TASK PROMPT: Repeat every record exactly, but keep images out of the copy.

PROVIDED RECORDS:
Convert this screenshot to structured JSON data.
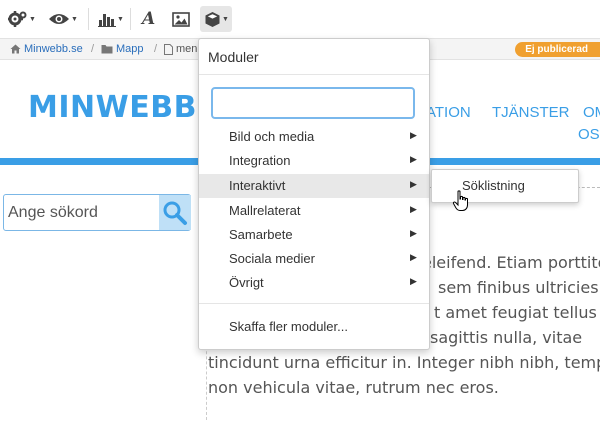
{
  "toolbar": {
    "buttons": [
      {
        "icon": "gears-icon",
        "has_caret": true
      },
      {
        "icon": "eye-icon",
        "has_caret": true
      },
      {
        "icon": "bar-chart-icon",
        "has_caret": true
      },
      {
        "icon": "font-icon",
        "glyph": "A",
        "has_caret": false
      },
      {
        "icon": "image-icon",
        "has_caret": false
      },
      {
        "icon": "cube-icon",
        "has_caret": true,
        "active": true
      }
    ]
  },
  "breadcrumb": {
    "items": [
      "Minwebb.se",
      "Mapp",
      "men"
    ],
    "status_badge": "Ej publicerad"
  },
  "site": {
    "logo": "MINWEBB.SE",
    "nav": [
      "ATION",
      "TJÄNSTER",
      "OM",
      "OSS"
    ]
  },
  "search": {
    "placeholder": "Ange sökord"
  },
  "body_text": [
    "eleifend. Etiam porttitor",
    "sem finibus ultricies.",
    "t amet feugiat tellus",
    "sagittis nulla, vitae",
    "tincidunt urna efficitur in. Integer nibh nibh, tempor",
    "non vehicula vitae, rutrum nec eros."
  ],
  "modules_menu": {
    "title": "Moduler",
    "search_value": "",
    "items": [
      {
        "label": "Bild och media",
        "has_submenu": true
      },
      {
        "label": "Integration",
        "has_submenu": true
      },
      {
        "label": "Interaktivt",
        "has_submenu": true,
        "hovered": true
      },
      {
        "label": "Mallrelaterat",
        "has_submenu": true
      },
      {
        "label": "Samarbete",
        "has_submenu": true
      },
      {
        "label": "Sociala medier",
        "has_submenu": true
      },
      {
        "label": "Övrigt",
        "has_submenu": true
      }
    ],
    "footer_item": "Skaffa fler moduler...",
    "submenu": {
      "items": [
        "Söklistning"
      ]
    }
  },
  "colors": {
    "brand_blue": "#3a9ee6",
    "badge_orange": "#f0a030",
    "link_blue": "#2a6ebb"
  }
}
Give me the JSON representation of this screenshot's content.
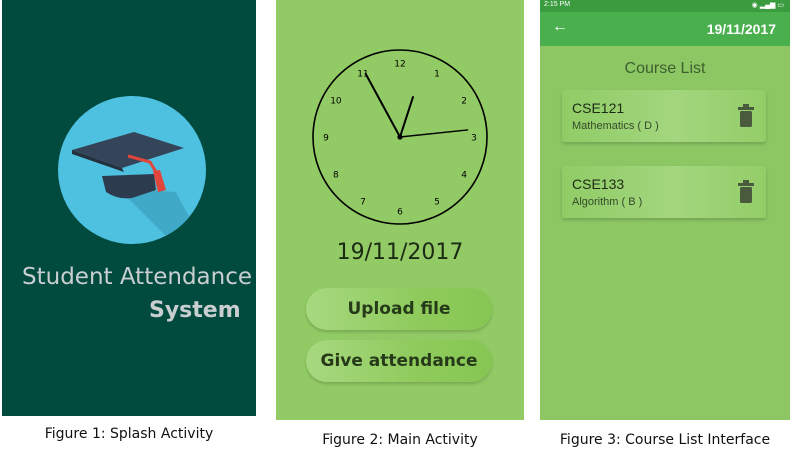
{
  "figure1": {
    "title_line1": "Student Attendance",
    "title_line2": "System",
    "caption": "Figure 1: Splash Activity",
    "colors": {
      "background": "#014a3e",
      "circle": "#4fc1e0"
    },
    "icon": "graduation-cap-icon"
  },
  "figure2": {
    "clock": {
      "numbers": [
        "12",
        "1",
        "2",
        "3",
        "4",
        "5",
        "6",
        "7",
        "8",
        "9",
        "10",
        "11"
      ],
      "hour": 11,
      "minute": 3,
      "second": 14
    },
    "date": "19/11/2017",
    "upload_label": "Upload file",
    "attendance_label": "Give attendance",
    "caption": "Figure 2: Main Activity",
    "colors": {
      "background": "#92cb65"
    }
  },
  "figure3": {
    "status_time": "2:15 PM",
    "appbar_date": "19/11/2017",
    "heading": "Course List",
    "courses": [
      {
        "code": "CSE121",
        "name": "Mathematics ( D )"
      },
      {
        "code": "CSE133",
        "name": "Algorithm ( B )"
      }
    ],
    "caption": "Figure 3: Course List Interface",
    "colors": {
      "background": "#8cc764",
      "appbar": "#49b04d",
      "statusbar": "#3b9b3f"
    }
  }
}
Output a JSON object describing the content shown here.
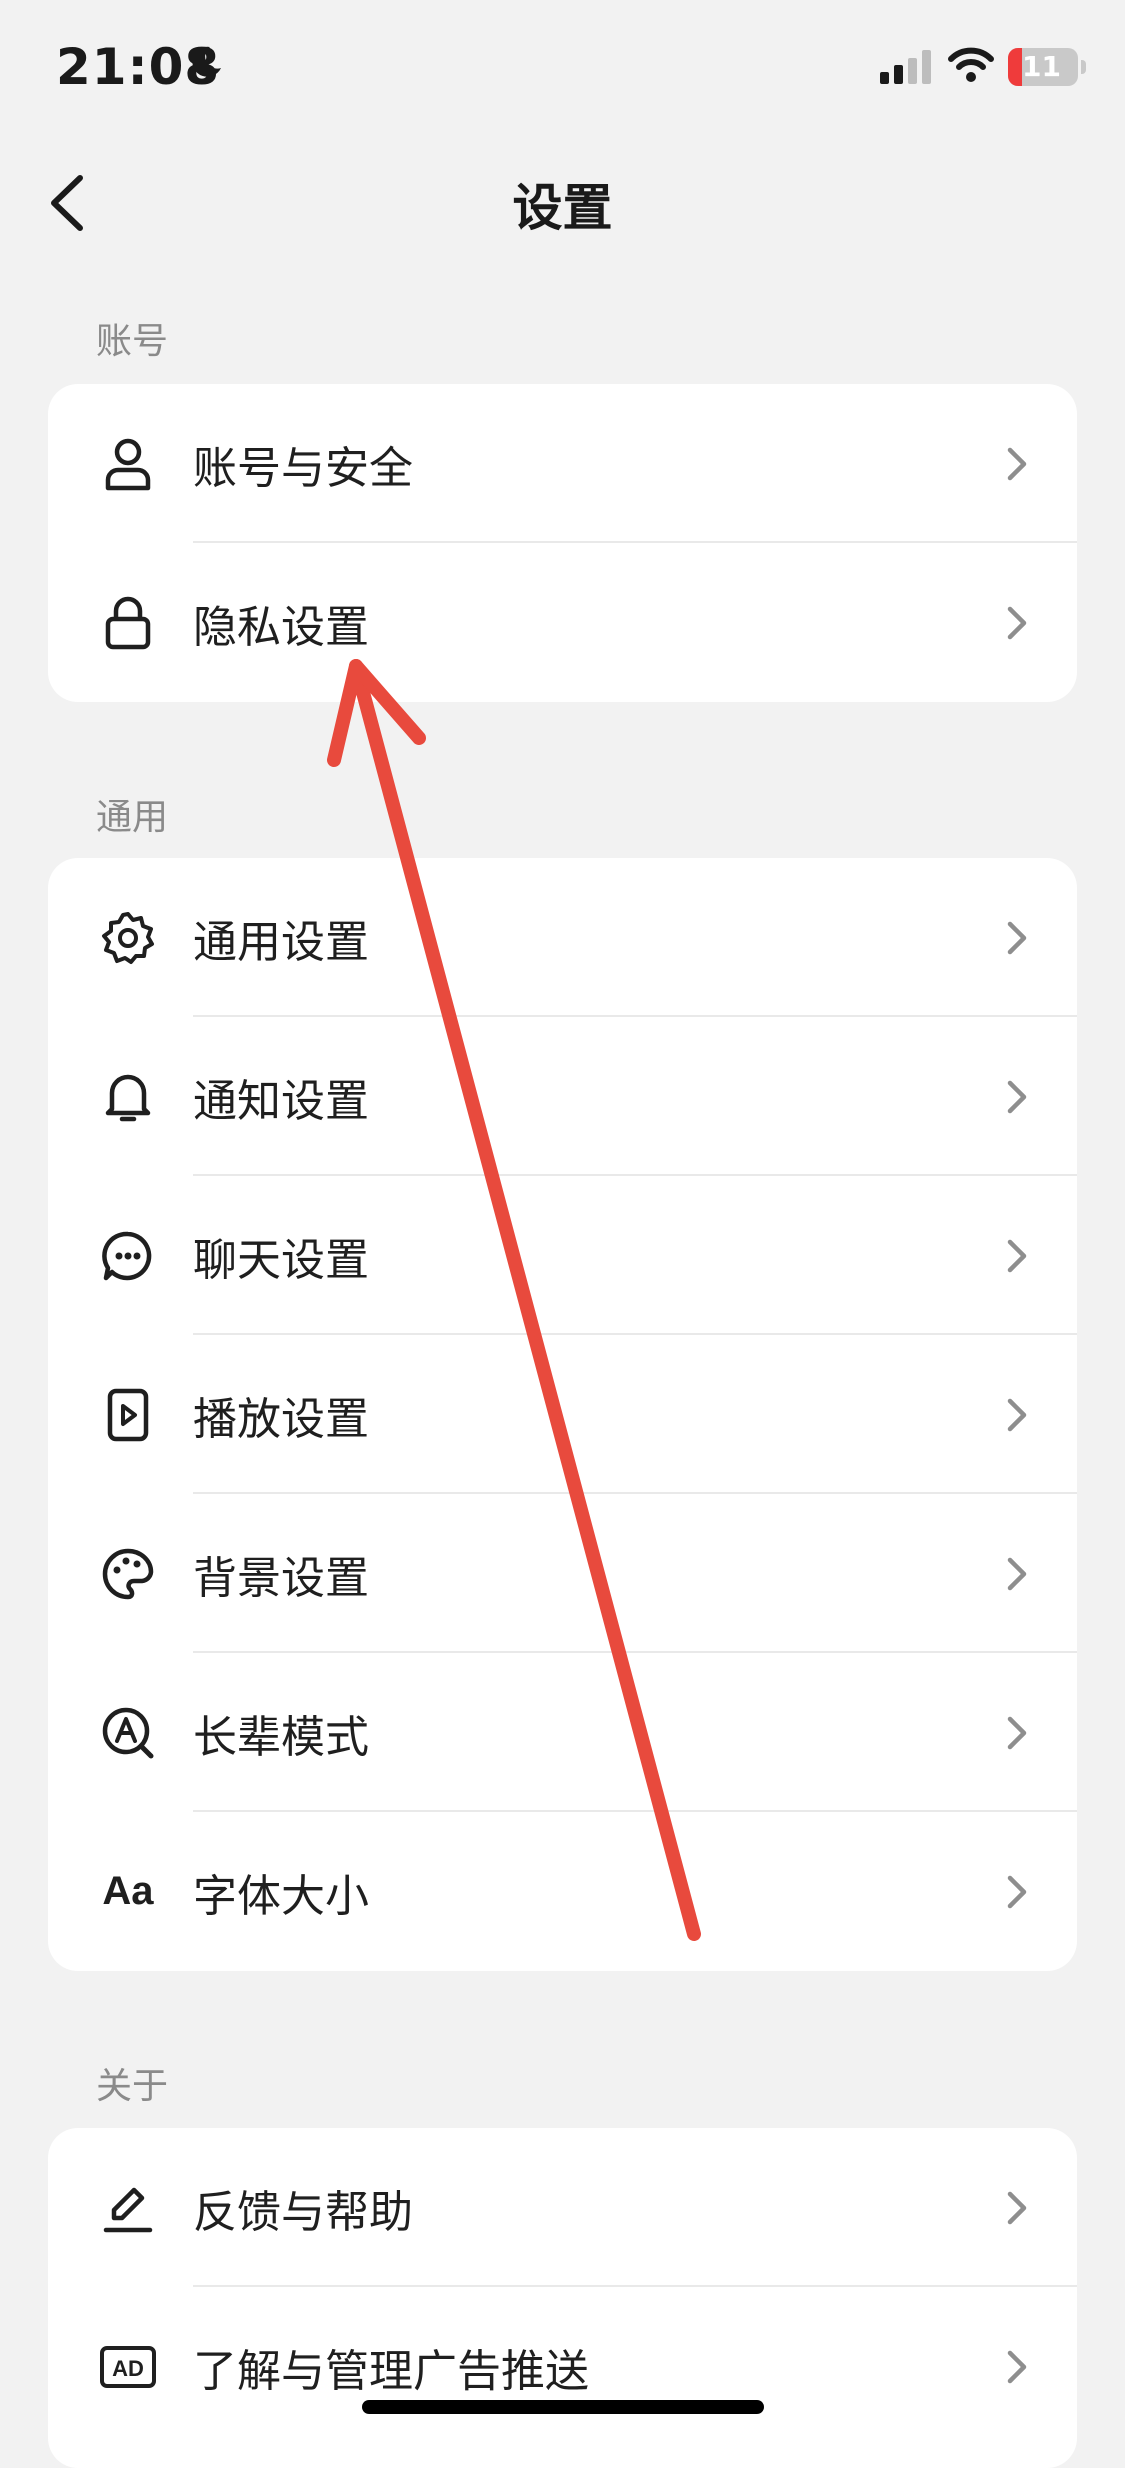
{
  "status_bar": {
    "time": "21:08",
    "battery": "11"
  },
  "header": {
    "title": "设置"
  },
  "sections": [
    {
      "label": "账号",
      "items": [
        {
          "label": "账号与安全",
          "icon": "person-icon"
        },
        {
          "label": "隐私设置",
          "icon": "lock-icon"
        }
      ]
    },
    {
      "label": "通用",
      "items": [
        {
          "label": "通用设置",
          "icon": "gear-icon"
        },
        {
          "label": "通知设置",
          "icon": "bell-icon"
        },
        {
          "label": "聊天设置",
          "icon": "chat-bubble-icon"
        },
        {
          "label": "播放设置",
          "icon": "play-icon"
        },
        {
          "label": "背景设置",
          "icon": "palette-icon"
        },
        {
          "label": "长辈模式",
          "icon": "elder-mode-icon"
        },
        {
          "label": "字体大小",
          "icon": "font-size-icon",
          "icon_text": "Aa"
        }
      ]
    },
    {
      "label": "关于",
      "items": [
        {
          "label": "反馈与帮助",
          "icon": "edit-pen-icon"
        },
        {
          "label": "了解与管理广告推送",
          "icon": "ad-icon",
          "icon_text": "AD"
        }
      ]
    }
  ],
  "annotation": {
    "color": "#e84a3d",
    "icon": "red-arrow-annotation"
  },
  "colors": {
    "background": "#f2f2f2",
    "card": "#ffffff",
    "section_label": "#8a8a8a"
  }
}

TASK RESULT:
Convert this screenshot to structured JSON data.
{
  "toolbar": {
    "buttons": [
      {
        "icon": "gears-icon",
        "has_caret": true
      },
      {
        "icon": "eye-icon",
        "has_caret": true
      },
      {
        "icon": "bar-chart-icon",
        "has_caret": true
      },
      {
        "icon": "font-icon",
        "glyph": "A",
        "has_caret": false
      },
      {
        "icon": "image-icon",
        "has_caret": false
      },
      {
        "icon": "cube-icon",
        "has_caret": true,
        "active": true
      }
    ]
  },
  "breadcrumb": {
    "items": [
      "Minwebb.se",
      "Mapp",
      "men"
    ],
    "status_badge": "Ej publicerad"
  },
  "site": {
    "logo": "MINWEBB.SE",
    "nav": [
      "ATION",
      "TJÄNSTER",
      "OM",
      "OSS"
    ]
  },
  "search": {
    "placeholder": "Ange sökord"
  },
  "body_text": [
    "eleifend. Etiam porttitor",
    "sem finibus ultricies.",
    "t amet feugiat tellus",
    "sagittis nulla, vitae",
    "tincidunt urna efficitur in. Integer nibh nibh, tempor",
    "non vehicula vitae, rutrum nec eros."
  ],
  "modules_menu": {
    "title": "Moduler",
    "search_value": "",
    "items": [
      {
        "label": "Bild och media",
        "has_submenu": true
      },
      {
        "label": "Integration",
        "has_submenu": true
      },
      {
        "label": "Interaktivt",
        "has_submenu": true,
        "hovered": true
      },
      {
        "label": "Mallrelaterat",
        "has_submenu": true
      },
      {
        "label": "Samarbete",
        "has_submenu": true
      },
      {
        "label": "Sociala medier",
        "has_submenu": true
      },
      {
        "label": "Övrigt",
        "has_submenu": true
      }
    ],
    "footer_item": "Skaffa fler moduler...",
    "submenu": {
      "items": [
        "Söklistning"
      ]
    }
  },
  "colors": {
    "brand_blue": "#3a9ee6",
    "badge_orange": "#f0a030",
    "link_blue": "#2a6ebb"
  }
}
Give me the JSON representation of this screenshot's content.
{
  "figure1": {
    "title_line1": "Student Attendance",
    "title_line2": "System",
    "caption": "Figure 1: Splash Activity",
    "colors": {
      "background": "#014a3e",
      "circle": "#4fc1e0"
    },
    "icon": "graduation-cap-icon"
  },
  "figure2": {
    "clock": {
      "numbers": [
        "12",
        "1",
        "2",
        "3",
        "4",
        "5",
        "6",
        "7",
        "8",
        "9",
        "10",
        "11"
      ],
      "hour": 11,
      "minute": 3,
      "second": 14
    },
    "date": "19/11/2017",
    "upload_label": "Upload file",
    "attendance_label": "Give attendance",
    "caption": "Figure 2: Main Activity",
    "colors": {
      "background": "#92cb65"
    }
  },
  "figure3": {
    "status_time": "2:15 PM",
    "appbar_date": "19/11/2017",
    "heading": "Course List",
    "courses": [
      {
        "code": "CSE121",
        "name": "Mathematics ( D )"
      },
      {
        "code": "CSE133",
        "name": "Algorithm ( B )"
      }
    ],
    "caption": "Figure 3: Course List Interface",
    "colors": {
      "background": "#8cc764",
      "appbar": "#49b04d",
      "statusbar": "#3b9b3f"
    }
  }
}
Output a JSON object describing the content shown here.
{
  "status_bar": {
    "time": "21:08",
    "battery": "11"
  },
  "header": {
    "title": "设置"
  },
  "sections": [
    {
      "label": "账号",
      "items": [
        {
          "label": "账号与安全",
          "icon": "person-icon"
        },
        {
          "label": "隐私设置",
          "icon": "lock-icon"
        }
      ]
    },
    {
      "label": "通用",
      "items": [
        {
          "label": "通用设置",
          "icon": "gear-icon"
        },
        {
          "label": "通知设置",
          "icon": "bell-icon"
        },
        {
          "label": "聊天设置",
          "icon": "chat-bubble-icon"
        },
        {
          "label": "播放设置",
          "icon": "play-icon"
        },
        {
          "label": "背景设置",
          "icon": "palette-icon"
        },
        {
          "label": "长辈模式",
          "icon": "elder-mode-icon"
        },
        {
          "label": "字体大小",
          "icon": "font-size-icon",
          "icon_text": "Aa"
        }
      ]
    },
    {
      "label": "关于",
      "items": [
        {
          "label": "反馈与帮助",
          "icon": "edit-pen-icon"
        },
        {
          "label": "了解与管理广告推送",
          "icon": "ad-icon",
          "icon_text": "AD"
        }
      ]
    }
  ],
  "annotation": {
    "color": "#e84a3d",
    "icon": "red-arrow-annotation"
  },
  "colors": {
    "background": "#f2f2f2",
    "card": "#ffffff",
    "section_label": "#8a8a8a"
  }
}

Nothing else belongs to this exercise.